Element and coordinate records:
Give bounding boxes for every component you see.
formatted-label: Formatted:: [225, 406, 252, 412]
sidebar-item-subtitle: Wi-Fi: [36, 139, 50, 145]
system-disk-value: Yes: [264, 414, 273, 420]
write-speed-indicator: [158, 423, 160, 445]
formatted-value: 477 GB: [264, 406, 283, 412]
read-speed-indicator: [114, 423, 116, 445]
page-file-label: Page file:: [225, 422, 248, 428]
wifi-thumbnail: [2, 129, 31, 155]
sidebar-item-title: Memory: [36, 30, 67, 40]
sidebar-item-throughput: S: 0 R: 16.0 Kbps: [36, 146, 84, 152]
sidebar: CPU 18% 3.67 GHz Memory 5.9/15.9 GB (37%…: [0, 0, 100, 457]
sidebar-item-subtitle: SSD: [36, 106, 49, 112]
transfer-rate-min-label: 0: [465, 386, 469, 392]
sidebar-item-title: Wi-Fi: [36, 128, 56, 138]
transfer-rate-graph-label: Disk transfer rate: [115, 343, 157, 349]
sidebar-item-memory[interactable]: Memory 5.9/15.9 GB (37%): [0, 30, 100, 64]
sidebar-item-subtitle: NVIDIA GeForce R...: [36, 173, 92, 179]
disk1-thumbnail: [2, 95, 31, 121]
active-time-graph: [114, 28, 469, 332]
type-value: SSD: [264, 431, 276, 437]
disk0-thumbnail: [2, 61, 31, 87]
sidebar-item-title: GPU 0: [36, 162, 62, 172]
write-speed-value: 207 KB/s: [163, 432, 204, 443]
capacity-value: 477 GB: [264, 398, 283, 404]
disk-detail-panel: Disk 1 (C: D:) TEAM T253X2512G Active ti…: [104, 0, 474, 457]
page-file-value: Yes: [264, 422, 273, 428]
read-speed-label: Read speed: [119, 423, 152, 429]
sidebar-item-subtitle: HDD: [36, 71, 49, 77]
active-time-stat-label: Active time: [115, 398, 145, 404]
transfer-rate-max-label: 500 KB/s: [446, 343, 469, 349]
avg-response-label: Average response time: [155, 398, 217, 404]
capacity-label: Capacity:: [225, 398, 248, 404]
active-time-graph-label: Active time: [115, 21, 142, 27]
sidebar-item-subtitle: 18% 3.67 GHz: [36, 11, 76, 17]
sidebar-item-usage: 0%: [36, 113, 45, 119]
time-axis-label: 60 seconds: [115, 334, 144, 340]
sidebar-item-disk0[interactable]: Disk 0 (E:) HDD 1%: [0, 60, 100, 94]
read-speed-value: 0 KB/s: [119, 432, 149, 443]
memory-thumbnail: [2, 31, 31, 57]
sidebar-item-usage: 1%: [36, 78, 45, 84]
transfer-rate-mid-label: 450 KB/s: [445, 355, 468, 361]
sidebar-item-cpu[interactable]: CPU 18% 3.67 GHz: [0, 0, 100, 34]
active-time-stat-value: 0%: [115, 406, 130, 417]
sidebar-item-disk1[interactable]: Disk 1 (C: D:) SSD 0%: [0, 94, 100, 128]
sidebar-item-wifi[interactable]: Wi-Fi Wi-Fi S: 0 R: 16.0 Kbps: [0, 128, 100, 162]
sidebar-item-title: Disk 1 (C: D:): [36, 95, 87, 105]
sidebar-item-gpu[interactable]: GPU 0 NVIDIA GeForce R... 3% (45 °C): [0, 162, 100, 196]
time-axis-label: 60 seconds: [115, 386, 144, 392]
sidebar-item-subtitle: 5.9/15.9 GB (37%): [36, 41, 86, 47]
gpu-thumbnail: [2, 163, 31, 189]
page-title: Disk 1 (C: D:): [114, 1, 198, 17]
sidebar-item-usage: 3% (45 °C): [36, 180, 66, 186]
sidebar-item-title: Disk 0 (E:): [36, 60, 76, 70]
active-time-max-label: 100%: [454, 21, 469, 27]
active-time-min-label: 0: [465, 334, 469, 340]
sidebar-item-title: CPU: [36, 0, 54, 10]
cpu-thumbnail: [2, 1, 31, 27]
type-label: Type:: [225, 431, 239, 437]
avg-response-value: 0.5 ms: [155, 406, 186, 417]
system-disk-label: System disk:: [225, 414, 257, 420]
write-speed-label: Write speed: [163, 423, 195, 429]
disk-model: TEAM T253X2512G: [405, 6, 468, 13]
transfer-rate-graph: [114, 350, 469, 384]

WORK TO BE COMPLETED: Copy out every line of the records above, character for character, with nothing added or left out.

EXERCISE SOLUTION:
Give bounding boxes for every component you see.
formatted-label: Formatted:: [225, 406, 252, 412]
sidebar-item-subtitle: Wi-Fi: [36, 139, 50, 145]
system-disk-value: Yes: [264, 414, 273, 420]
write-speed-indicator: [158, 423, 160, 445]
formatted-value: 477 GB: [264, 406, 283, 412]
read-speed-indicator: [114, 423, 116, 445]
page-file-label: Page file:: [225, 422, 248, 428]
wifi-thumbnail: [2, 129, 31, 155]
sidebar-item-title: Memory: [36, 30, 67, 40]
sidebar-item-throughput: S: 0 R: 16.0 Kbps: [36, 146, 84, 152]
sidebar: CPU 18% 3.67 GHz Memory 5.9/15.9 GB (37%…: [0, 0, 100, 457]
sidebar-item-subtitle: SSD: [36, 106, 49, 112]
transfer-rate-min-label: 0: [465, 386, 469, 392]
sidebar-item-title: Wi-Fi: [36, 128, 56, 138]
transfer-rate-graph-label: Disk transfer rate: [115, 343, 157, 349]
sidebar-item-memory[interactable]: Memory 5.9/15.9 GB (37%): [0, 30, 100, 64]
sidebar-item-subtitle: NVIDIA GeForce R...: [36, 173, 92, 179]
disk1-thumbnail: [2, 95, 31, 121]
active-time-graph: [114, 28, 469, 332]
type-value: SSD: [264, 431, 276, 437]
disk0-thumbnail: [2, 61, 31, 87]
sidebar-item-title: GPU 0: [36, 162, 62, 172]
write-speed-value: 207 KB/s: [163, 432, 204, 443]
capacity-value: 477 GB: [264, 398, 283, 404]
disk-detail-panel: Disk 1 (C: D:) TEAM T253X2512G Active ti…: [104, 0, 474, 457]
page-file-value: Yes: [264, 422, 273, 428]
read-speed-label: Read speed: [119, 423, 152, 429]
sidebar-item-subtitle: HDD: [36, 71, 49, 77]
active-time-stat-label: Active time: [115, 398, 145, 404]
transfer-rate-max-label: 500 KB/s: [446, 343, 469, 349]
avg-response-label: Average response time: [155, 398, 217, 404]
capacity-label: Capacity:: [225, 398, 248, 404]
active-time-graph-label: Active time: [115, 21, 142, 27]
sidebar-item-subtitle: 18% 3.67 GHz: [36, 11, 76, 17]
sidebar-item-usage: 0%: [36, 113, 45, 119]
time-axis-label: 60 seconds: [115, 334, 144, 340]
sidebar-item-disk0[interactable]: Disk 0 (E:) HDD 1%: [0, 60, 100, 94]
read-speed-value: 0 KB/s: [119, 432, 149, 443]
memory-thumbnail: [2, 31, 31, 57]
sidebar-item-usage: 1%: [36, 78, 45, 84]
transfer-rate-mid-label: 450 KB/s: [445, 355, 468, 361]
sidebar-item-cpu[interactable]: CPU 18% 3.67 GHz: [0, 0, 100, 34]
active-time-stat-value: 0%: [115, 406, 130, 417]
sidebar-item-disk1[interactable]: Disk 1 (C: D:) SSD 0%: [0, 94, 100, 128]
sidebar-item-wifi[interactable]: Wi-Fi Wi-Fi S: 0 R: 16.0 Kbps: [0, 128, 100, 162]
sidebar-item-title: Disk 1 (C: D:): [36, 95, 87, 105]
sidebar-item-gpu[interactable]: GPU 0 NVIDIA GeForce R... 3% (45 °C): [0, 162, 100, 196]
time-axis-label: 60 seconds: [115, 386, 144, 392]
sidebar-item-subtitle: 5.9/15.9 GB (37%): [36, 41, 86, 47]
gpu-thumbnail: [2, 163, 31, 189]
page-title: Disk 1 (C: D:): [114, 1, 198, 17]
sidebar-item-usage: 3% (45 °C): [36, 180, 66, 186]
sidebar-item-title: Disk 0 (E:): [36, 60, 76, 70]
active-time-max-label: 100%: [454, 21, 469, 27]
active-time-min-label: 0: [465, 334, 469, 340]
sidebar-item-title: CPU: [36, 0, 54, 10]
cpu-thumbnail: [2, 1, 31, 27]
type-label: Type:: [225, 431, 239, 437]
avg-response-value: 0.5 ms: [155, 406, 186, 417]
system-disk-label: System disk:: [225, 414, 257, 420]
write-speed-label: Write speed: [163, 423, 195, 429]
disk-model: TEAM T253X2512G: [405, 6, 468, 13]
transfer-rate-graph: [114, 350, 469, 384]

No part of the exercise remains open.